* Start *
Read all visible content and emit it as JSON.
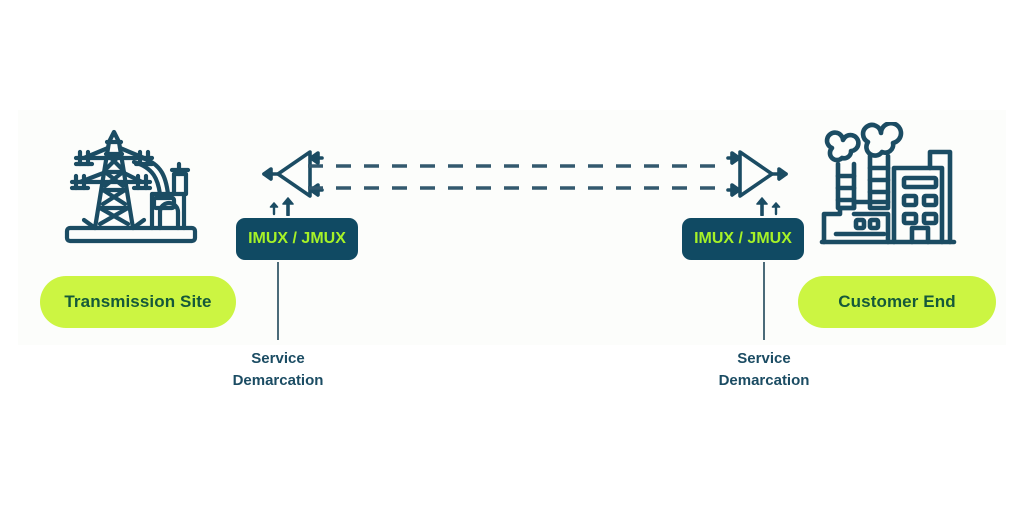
{
  "diagram": {
    "title": "IMUX / JMUX service demarcation between transmission site and customer end",
    "colors": {
      "ink": "#1b4c63",
      "box_fill": "#104a63",
      "box_text": "#a6f227",
      "pill_fill": "#ccf542",
      "pill_text": "#15593a",
      "panel_bg": "#fcfdfb",
      "link_line": "#33596e"
    }
  },
  "left": {
    "icon": "transmission-pylon-icon",
    "pill_label": "Transmission Site",
    "mux_label": "IMUX / JMUX",
    "demarcation_label": "Service\nDemarcation",
    "demarcation_line1": "Service",
    "demarcation_line2": "Demarcation",
    "symbol": "amplifier-left-icon"
  },
  "right": {
    "icon": "factory-icon",
    "pill_label": "Customer End",
    "mux_label": "IMUX / JMUX",
    "demarcation_label": "Service\nDemarcation",
    "demarcation_line1": "Service",
    "demarcation_line2": "Demarcation",
    "symbol": "amplifier-right-icon"
  },
  "links": {
    "style": "dashed",
    "count": 2,
    "direction": "bidirectional",
    "top_link_name": "dashed-link-upper",
    "bottom_link_name": "dashed-link-lower"
  }
}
* End *
#### Your instructions
Omit the pictures and output all of the other material exactly.

#### Exercise output
Read all visible content and emit it as JSON.
{
  "diagram": {
    "title": "IMUX / JMUX service demarcation between transmission site and customer end",
    "colors": {
      "ink": "#1b4c63",
      "box_fill": "#104a63",
      "box_text": "#a6f227",
      "pill_fill": "#ccf542",
      "pill_text": "#15593a",
      "panel_bg": "#fcfdfb",
      "link_line": "#33596e"
    }
  },
  "left": {
    "icon": "transmission-pylon-icon",
    "pill_label": "Transmission Site",
    "mux_label": "IMUX / JMUX",
    "demarcation_label": "Service\nDemarcation",
    "demarcation_line1": "Service",
    "demarcation_line2": "Demarcation",
    "symbol": "amplifier-left-icon"
  },
  "right": {
    "icon": "factory-icon",
    "pill_label": "Customer End",
    "mux_label": "IMUX / JMUX",
    "demarcation_label": "Service\nDemarcation",
    "demarcation_line1": "Service",
    "demarcation_line2": "Demarcation",
    "symbol": "amplifier-right-icon"
  },
  "links": {
    "style": "dashed",
    "count": 2,
    "direction": "bidirectional",
    "top_link_name": "dashed-link-upper",
    "bottom_link_name": "dashed-link-lower"
  }
}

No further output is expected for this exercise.